* Exercise objective
Find each line in the records that contains the word "شوفت" and copy those lines out.

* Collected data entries

_ _ _ _

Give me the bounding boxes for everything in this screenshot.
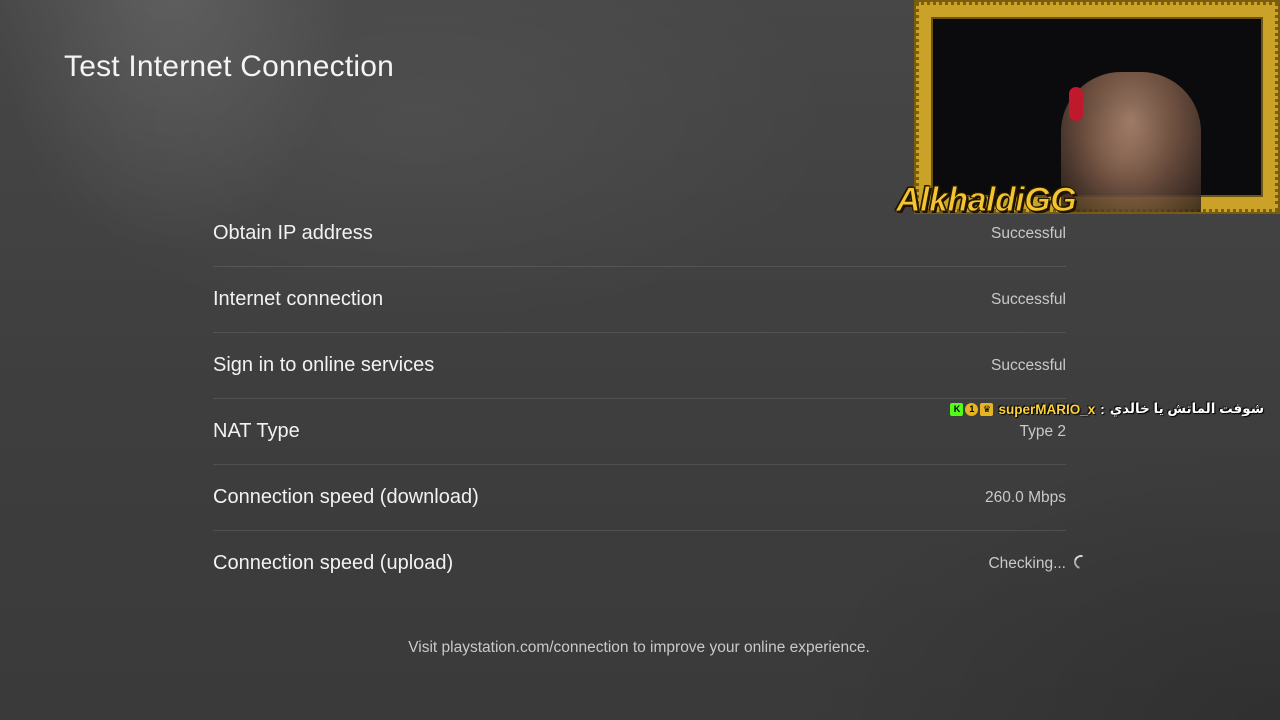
tier-badge-icon: 1 — [965, 402, 979, 416]
result-label: Sign in to online services — [213, 354, 435, 376]
result-row-download-speed[interactable]: Connection speed (download) 260.0 Mbps — [213, 465, 1066, 531]
headset-icon — [1069, 87, 1083, 121]
result-row-sign-in-online[interactable]: Sign in to online services Successful — [213, 333, 1066, 399]
result-label: NAT Type — [213, 420, 300, 442]
result-label: Connection speed (upload) — [213, 552, 454, 574]
chat-message: K 1 ♛ superMARIO_x : شوفت الماتش يا خالد… — [950, 401, 1264, 417]
result-label: Connection speed (download) — [213, 486, 479, 508]
chat-username: superMARIO_x — [998, 401, 1096, 417]
result-row-nat-type[interactable]: NAT Type Type 2 — [213, 399, 1066, 465]
result-label: Obtain IP address — [213, 222, 373, 244]
connection-help-note: Visit playstation.com/connection to impr… — [408, 639, 870, 656]
result-status: Successful — [991, 224, 1066, 242]
chat-separator: : — [1100, 401, 1105, 417]
result-label: Internet connection — [213, 288, 384, 310]
kick-badge-icon: K — [950, 402, 964, 416]
result-status: Successful — [991, 356, 1066, 374]
result-status: Successful — [991, 290, 1066, 308]
chat-badges: K 1 ♛ — [950, 402, 994, 416]
result-row-upload-speed[interactable]: Connection speed (upload) Checking... — [213, 531, 1091, 596]
chat-message-text: شوفت الماتش يا خالدي — [1109, 401, 1264, 416]
result-row-internet-connection[interactable]: Internet connection Successful — [213, 267, 1066, 333]
crown-badge-icon: ♛ — [980, 402, 994, 416]
streamer-name: AlkhaldiGG — [895, 181, 1077, 220]
page-title: Test Internet Connection — [64, 50, 394, 83]
result-status: 260.0 Mbps — [985, 488, 1066, 506]
result-status: Type 2 — [1019, 422, 1066, 440]
result-status: Checking... — [988, 554, 1066, 572]
connection-test-results: Obtain IP address Successful Internet co… — [213, 201, 1091, 596]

_ _ _ _

* Written solution
chat-message: K 1 ♛ superMARIO_x : شوفت الماتش يا خالد… — [950, 401, 1264, 417]
chat-message-text: شوفت الماتش يا خالدي — [1109, 401, 1264, 416]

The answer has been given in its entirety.